# WHAT YOU NEED TO DO
Edit the data below by replacing every "Untitled" with "Draft" and leaving everything else unchanged. Leave the pictures out of your answer.

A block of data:
■ ■ ■

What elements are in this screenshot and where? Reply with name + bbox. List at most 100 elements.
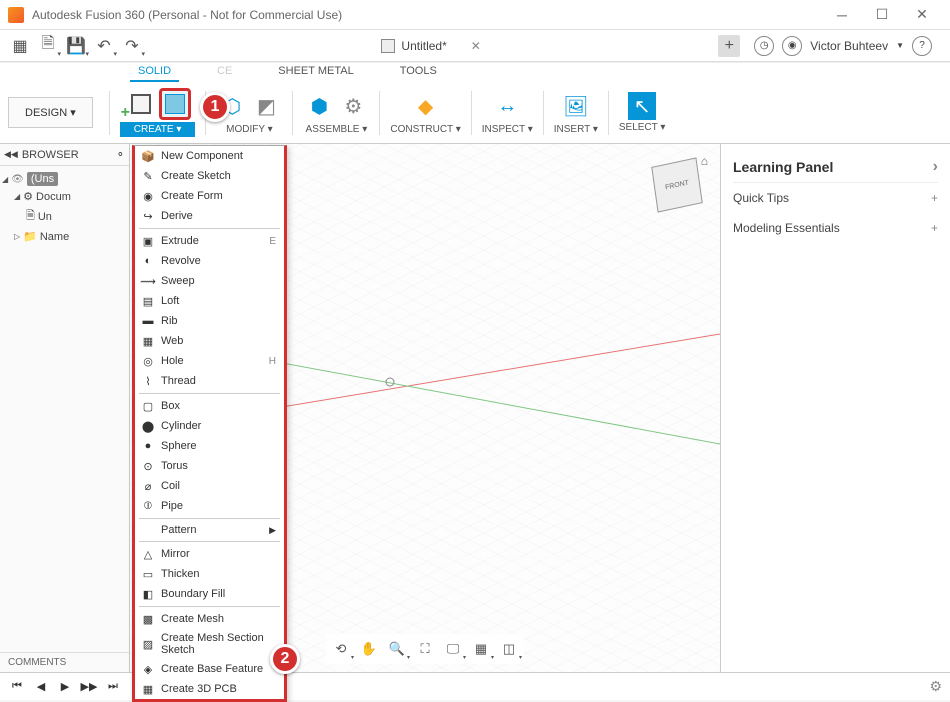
select-icon[interactable]: ↖: [628, 92, 656, 120]
menu-item-sphere[interactable]: ●Sphere: [135, 436, 284, 456]
tab-solid[interactable]: SOLID: [130, 63, 179, 82]
file-menu-icon[interactable]: 🗎: [36, 34, 60, 58]
menu-item-new-component[interactable]: 📦New Component: [135, 146, 284, 166]
insert-label[interactable]: INSERT ▾: [554, 124, 598, 135]
timeline-start-icon[interactable]: ⏮: [8, 678, 26, 696]
joint-icon[interactable]: ⬢: [303, 90, 335, 122]
learning-panel-close-icon[interactable]: ›: [933, 158, 938, 176]
menu-item-web[interactable]: ▦Web: [135, 331, 284, 351]
learning-item-modeling[interactable]: Modeling Essentials+: [733, 213, 938, 243]
tree-root[interactable]: ◢👁(Uns: [2, 170, 127, 188]
tree-item[interactable]: ▷📁Name: [2, 228, 127, 245]
undo-icon[interactable]: ↶: [92, 34, 116, 58]
menu-item-create-mesh-section-sketch[interactable]: ▨Create Mesh Section Sketch: [135, 629, 284, 659]
new-tab-button[interactable]: +: [718, 35, 740, 57]
construct-label[interactable]: CONSTRUCT ▾: [390, 124, 460, 135]
timeline-settings-icon[interactable]: ⚙: [929, 678, 942, 695]
user-name[interactable]: Victor Buhteev: [810, 39, 888, 53]
app-grid-icon[interactable]: ▦: [8, 34, 32, 58]
menu-label: Create Base Feature: [161, 663, 276, 675]
menu-item-create-base-feature[interactable]: ◈Create Base Feature: [135, 659, 284, 679]
menu-item-mirror[interactable]: △Mirror: [135, 544, 284, 564]
menu-item-boundary-fill[interactable]: ◧Boundary Fill: [135, 584, 284, 604]
learning-item-quick-tips[interactable]: Quick Tips+: [733, 183, 938, 213]
browser-options-icon[interactable]: ⚬: [116, 148, 125, 161]
menu-item-create-mesh[interactable]: ▩Create Mesh: [135, 609, 284, 629]
viewcube[interactable]: ⌂ FRONT: [648, 154, 708, 214]
decal-icon[interactable]: 🖼: [560, 90, 592, 122]
user-dropdown-icon[interactable]: ▼: [896, 41, 904, 50]
tab-surface[interactable]: CE: [209, 63, 240, 82]
grid-icon[interactable]: ▦: [470, 638, 492, 660]
create-dropdown-button[interactable]: CREATE ▾: [120, 122, 196, 137]
construct-group: ◆ CONSTRUCT ▾: [384, 90, 466, 135]
tab-tools[interactable]: TOOLS: [392, 63, 445, 82]
menu-item-thread[interactable]: ⌇Thread: [135, 371, 284, 391]
plane-icon[interactable]: ◆: [410, 90, 442, 122]
timeline-end-icon[interactable]: ⏭: [104, 678, 122, 696]
menu-item-box[interactable]: ▢Box: [135, 396, 284, 416]
menu-item-sweep[interactable]: ⟿Sweep: [135, 271, 284, 291]
select-label[interactable]: SELECT ▾: [619, 122, 666, 133]
redo-icon[interactable]: ↷: [120, 34, 144, 58]
menu-icon: ▩: [141, 612, 155, 626]
menu-item-loft[interactable]: ▤Loft: [135, 291, 284, 311]
menu-item-derive[interactable]: ↪Derive: [135, 206, 284, 226]
zoom-icon[interactable]: 🔍: [386, 638, 408, 660]
menu-item-pipe[interactable]: ⦶Pipe: [135, 496, 284, 516]
inspect-label[interactable]: INSPECT ▾: [482, 124, 533, 135]
fit-icon[interactable]: ⛶: [414, 638, 436, 660]
maximize-button[interactable]: ☐: [862, 0, 902, 30]
assemble-label[interactable]: ASSEMBLE ▾: [306, 124, 368, 135]
tree-item[interactable]: 🗎Un: [2, 205, 127, 228]
ribbon-tab-strip: SOLID CE SHEET METAL TOOLS: [0, 62, 950, 82]
fillet-icon[interactable]: ◩: [250, 90, 282, 122]
measure-icon[interactable]: ↔: [491, 90, 523, 122]
menu-item-coil[interactable]: ⌀Coil: [135, 476, 284, 496]
timeline-play-icon[interactable]: ▶: [56, 678, 74, 696]
help-icon[interactable]: ?: [912, 36, 932, 56]
menu-item-pattern[interactable]: Pattern▶: [135, 521, 284, 539]
menu-item-cylinder[interactable]: ⬤Cylinder: [135, 416, 284, 436]
inspect-group: ↔ INSPECT ▾: [476, 90, 539, 135]
menu-item-thicken[interactable]: ▭Thicken: [135, 564, 284, 584]
create-sketch-icon[interactable]: [159, 88, 191, 120]
tab-sheet-metal[interactable]: SHEET METAL: [270, 63, 361, 82]
menu-icon: ▦: [141, 334, 155, 348]
close-tab-icon[interactable]: ✕: [471, 39, 481, 53]
menu-label: Create 3D PCB: [161, 683, 276, 695]
workspace-button[interactable]: DESIGN ▾: [8, 97, 93, 128]
menu-item-create-sketch[interactable]: ✎Create Sketch: [135, 166, 284, 186]
home-icon[interactable]: ⌂: [701, 154, 708, 168]
menu-item-torus[interactable]: ⊙Torus: [135, 456, 284, 476]
menu-item-hole[interactable]: ◎HoleH: [135, 351, 284, 371]
viewport-icon[interactable]: ◫: [498, 638, 520, 660]
menu-icon: ◐: [141, 254, 155, 268]
new-component-icon[interactable]: +: [125, 88, 157, 120]
menu-item-rib[interactable]: ▬Rib: [135, 311, 284, 331]
menu-label: Loft: [161, 295, 276, 307]
browser-collapse-icon[interactable]: ◀◀: [4, 149, 18, 160]
close-button[interactable]: ✕: [902, 0, 942, 30]
modify-label[interactable]: MODIFY ▾: [226, 124, 273, 135]
menu-item-extrude[interactable]: ▣ExtrudeE: [135, 231, 284, 251]
menu-item-revolve[interactable]: ◐Revolve: [135, 251, 284, 271]
timeline-back-icon[interactable]: ◀: [32, 678, 50, 696]
timeline-fwd-icon[interactable]: ▶▶: [80, 678, 98, 696]
menu-item-create-3d-pcb[interactable]: ▦Create 3D PCB: [135, 679, 284, 699]
save-icon[interactable]: 💾: [64, 34, 88, 58]
annotation-1: 1: [200, 92, 230, 122]
job-status-icon[interactable]: ◉: [782, 36, 802, 56]
document-name: Untitled*: [401, 39, 446, 53]
orbit-icon[interactable]: ⟲: [330, 638, 352, 660]
display-icon[interactable]: 🖵: [442, 638, 464, 660]
tree-item[interactable]: ◢⚙Docum: [2, 188, 127, 205]
document-tab[interactable]: Untitled* ✕: [369, 35, 492, 57]
minimize-button[interactable]: ─: [822, 0, 862, 30]
extensions-icon[interactable]: ◷: [754, 36, 774, 56]
menu-label: Create Sketch: [161, 170, 276, 182]
menu-item-create-form[interactable]: ◉Create Form: [135, 186, 284, 206]
pan-icon[interactable]: ✋: [358, 638, 380, 660]
comments-panel-header[interactable]: COMMENTS: [0, 652, 130, 672]
as-built-joint-icon[interactable]: ⚙: [337, 90, 369, 122]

■ ■ ■

# ANSWER FOR THE TASK
What elements are in this screenshot and where? Reply with name + bbox. List at most 100 elements.
select-icon[interactable]: ↖: [628, 92, 656, 120]
menu-item-sphere[interactable]: ●Sphere: [135, 436, 284, 456]
tab-solid[interactable]: SOLID: [130, 63, 179, 82]
file-menu-icon[interactable]: 🗎: [36, 34, 60, 58]
menu-item-new-component[interactable]: 📦New Component: [135, 146, 284, 166]
insert-label[interactable]: INSERT ▾: [554, 124, 598, 135]
timeline-start-icon[interactable]: ⏮: [8, 678, 26, 696]
joint-icon[interactable]: ⬢: [303, 90, 335, 122]
learning-panel-close-icon[interactable]: ›: [933, 158, 938, 176]
menu-item-web[interactable]: ▦Web: [135, 331, 284, 351]
learning-item-modeling[interactable]: Modeling Essentials+: [733, 213, 938, 243]
tree-root[interactable]: ◢👁(Uns: [2, 170, 127, 188]
tree-item[interactable]: ▷📁Name: [2, 228, 127, 245]
undo-icon[interactable]: ↶: [92, 34, 116, 58]
menu-item-create-mesh-section-sketch[interactable]: ▨Create Mesh Section Sketch: [135, 629, 284, 659]
new-tab-button[interactable]: +: [718, 35, 740, 57]
construct-label[interactable]: CONSTRUCT ▾: [390, 124, 460, 135]
timeline-settings-icon[interactable]: ⚙: [929, 678, 942, 695]
user-name[interactable]: Victor Buhteev: [810, 39, 888, 53]
app-grid-icon[interactable]: ▦: [8, 34, 32, 58]
menu-label: Create Base Feature: [161, 663, 276, 675]
menu-item-create-base-feature[interactable]: ◈Create Base Feature: [135, 659, 284, 679]
menu-item-mirror[interactable]: △Mirror: [135, 544, 284, 564]
menu-item-boundary-fill[interactable]: ◧Boundary Fill: [135, 584, 284, 604]
learning-item-quick-tips[interactable]: Quick Tips+: [733, 183, 938, 213]
browser-options-icon[interactable]: ⚬: [116, 148, 125, 161]
menu-item-create-mesh[interactable]: ▩Create Mesh: [135, 609, 284, 629]
viewcube[interactable]: ⌂ FRONT: [648, 154, 708, 214]
decal-icon[interactable]: 🖼: [560, 90, 592, 122]
user-dropdown-icon[interactable]: ▼: [896, 41, 904, 50]
tab-surface[interactable]: CE: [209, 63, 240, 82]
grid-icon[interactable]: ▦: [470, 638, 492, 660]
create-dropdown-button[interactable]: CREATE ▾: [120, 122, 196, 137]
construct-group: ◆ CONSTRUCT ▾: [384, 90, 466, 135]
tab-tools[interactable]: TOOLS: [392, 63, 445, 82]
menu-item-thread[interactable]: ⌇Thread: [135, 371, 284, 391]
plane-icon[interactable]: ◆: [410, 90, 442, 122]
timeline-end-icon[interactable]: ⏭: [104, 678, 122, 696]
menu-item-box[interactable]: ▢Box: [135, 396, 284, 416]
menu-item-sweep[interactable]: ⟿Sweep: [135, 271, 284, 291]
select-label[interactable]: SELECT ▾: [619, 122, 666, 133]
redo-icon[interactable]: ↷: [120, 34, 144, 58]
menu-icon: ▩: [141, 612, 155, 626]
menu-item-loft[interactable]: ▤Loft: [135, 291, 284, 311]
menu-item-derive[interactable]: ↪Derive: [135, 206, 284, 226]
zoom-icon[interactable]: 🔍: [386, 638, 408, 660]
menu-item-pipe[interactable]: ⦶Pipe: [135, 496, 284, 516]
inspect-label[interactable]: INSPECT ▾: [482, 124, 533, 135]
fit-icon[interactable]: ⛶: [414, 638, 436, 660]
maximize-button[interactable]: ☐: [862, 0, 902, 30]
assemble-label[interactable]: ASSEMBLE ▾: [306, 124, 368, 135]
tree-item[interactable]: 🗎Un: [2, 205, 127, 228]
ribbon-tab-strip: SOLID CE SHEET METAL TOOLS: [0, 62, 950, 82]
fillet-icon[interactable]: ◩: [250, 90, 282, 122]
measure-icon[interactable]: ↔: [491, 90, 523, 122]
menu-item-coil[interactable]: ⌀Coil: [135, 476, 284, 496]
timeline-play-icon[interactable]: ▶: [56, 678, 74, 696]
help-icon[interactable]: ?: [912, 36, 932, 56]
menu-item-pattern[interactable]: Pattern▶: [135, 521, 284, 539]
menu-item-cylinder[interactable]: ⬤Cylinder: [135, 416, 284, 436]
inspect-group: ↔ INSPECT ▾: [476, 90, 539, 135]
menu-item-thicken[interactable]: ▭Thicken: [135, 564, 284, 584]
create-sketch-icon[interactable]: [159, 88, 191, 120]
tab-sheet-metal[interactable]: SHEET METAL: [270, 63, 361, 82]
menu-icon: ▦: [141, 334, 155, 348]
close-tab-icon[interactable]: ✕: [471, 39, 481, 53]
menu-label: Create 3D PCB: [161, 683, 276, 695]
workspace-button[interactable]: DESIGN ▾: [8, 97, 93, 128]
menu-item-create-sketch[interactable]: ✎Create Sketch: [135, 166, 284, 186]
home-icon[interactable]: ⌂: [701, 154, 708, 168]
menu-item-torus[interactable]: ⊙Torus: [135, 456, 284, 476]
menu-item-hole[interactable]: ◎HoleH: [135, 351, 284, 371]
viewport-icon[interactable]: ◫: [498, 638, 520, 660]
menu-icon: ◐: [141, 254, 155, 268]
new-component-icon[interactable]: +: [125, 88, 157, 120]
menu-item-rib[interactable]: ▬Rib: [135, 311, 284, 331]
menu-label: Loft: [161, 295, 276, 307]
browser-collapse-icon[interactable]: ◀◀: [4, 149, 18, 160]
close-button[interactable]: ✕: [902, 0, 942, 30]
modify-label[interactable]: MODIFY ▾: [226, 124, 273, 135]
menu-item-extrude[interactable]: ▣ExtrudeE: [135, 231, 284, 251]
menu-item-revolve[interactable]: ◐Revolve: [135, 251, 284, 271]
timeline-back-icon[interactable]: ◀: [32, 678, 50, 696]
timeline-fwd-icon[interactable]: ▶▶: [80, 678, 98, 696]
menu-item-create-3d-pcb[interactable]: ▦Create 3D PCB: [135, 679, 284, 699]
save-icon[interactable]: 💾: [64, 34, 88, 58]
annotation-1: 1: [200, 92, 230, 122]
job-status-icon[interactable]: ◉: [782, 36, 802, 56]
document-name: Draft*: [401, 39, 446, 53]
orbit-icon[interactable]: ⟲: [330, 638, 352, 660]
display-icon[interactable]: 🖵: [442, 638, 464, 660]
tree-item[interactable]: ◢⚙Docum: [2, 188, 127, 205]
document-tab[interactable]: Draft* ✕: [369, 35, 492, 57]
minimize-button[interactable]: ─: [822, 0, 862, 30]
extensions-icon[interactable]: ◷: [754, 36, 774, 56]
menu-label: Create Sketch: [161, 170, 276, 182]
menu-item-create-form[interactable]: ◉Create Form: [135, 186, 284, 206]
pan-icon[interactable]: ✋: [358, 638, 380, 660]
comments-panel-header[interactable]: COMMENTS: [0, 652, 130, 672]
as-built-joint-icon[interactable]: ⚙: [337, 90, 369, 122]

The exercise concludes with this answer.